Texto para leer:
+--

Cuando se habla de herencia del pensamiento musical de Debussy en las vanguardias es necesario hacer algunas precisiones. En primer lugar, ¿de qué vanguardias se habla? ¿De las vanguardias históricas, de las postwebernianas o quizás de los más recientes movimientos denominados neorrománticos o postmodernos? Se corre el riesgo de caer en confusiones notables si no se llevan a cabo las necesarias distinciones también dentro de movimientos que en general se denominan incautamente bajo etiquetas genéricas de vanguardias postwebernianas, como si fueran un bloque homogéneo. Podría ser fruto de un incauto esquematismo pensar que en la música contemporánea hay una derivación schönbergiana netamente separada en sus frutos respecto a los de una hipotética corriente de derivación debussyniana y simbolista. La música del siglo XX está recorrida por varios estímulos, por hipótesis culturales y lingüísticas diferentes que se cruzan incluso dentro de un mismo autor, y precisamente por ello es poco oportuno funcionar respecto a las vanguardias con clasificaciones rígidas de estilos y corrientes. El famoso artículo de Boulez «Schönberg está muerto»,7 comete un error justo al querer establecer líneas netas de demarcación entre el pasado y el futuro sin tener en cuenta todo lo que, también en la música de Schönberg, es ambiguo e inclasificable.

+--

Tarea a realizar:
En el texto sobre Debussy, ¿qué error comete el artículo de Boulez «Schönberg está muerto»?

Datos:

+--

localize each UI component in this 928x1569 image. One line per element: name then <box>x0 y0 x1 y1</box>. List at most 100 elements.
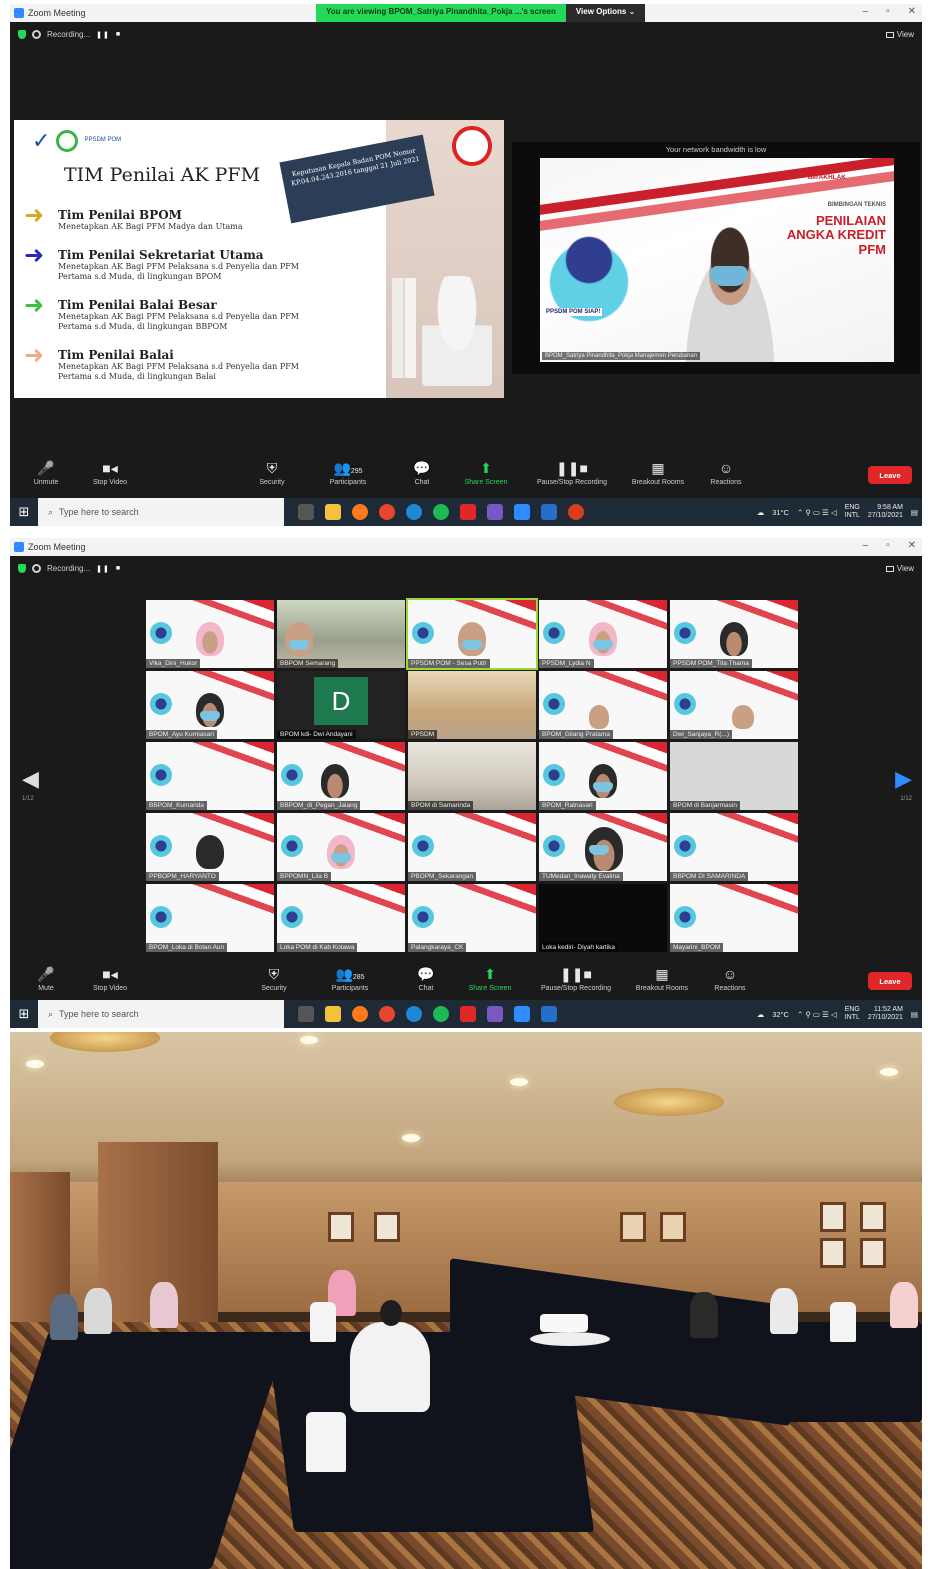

+--

Resultado final:
Quiere marcar líneas claras entre el pasado y el futuro sin tener en cuenta lo que, también en la música de Schönberg, es ambiguo e inclasificable.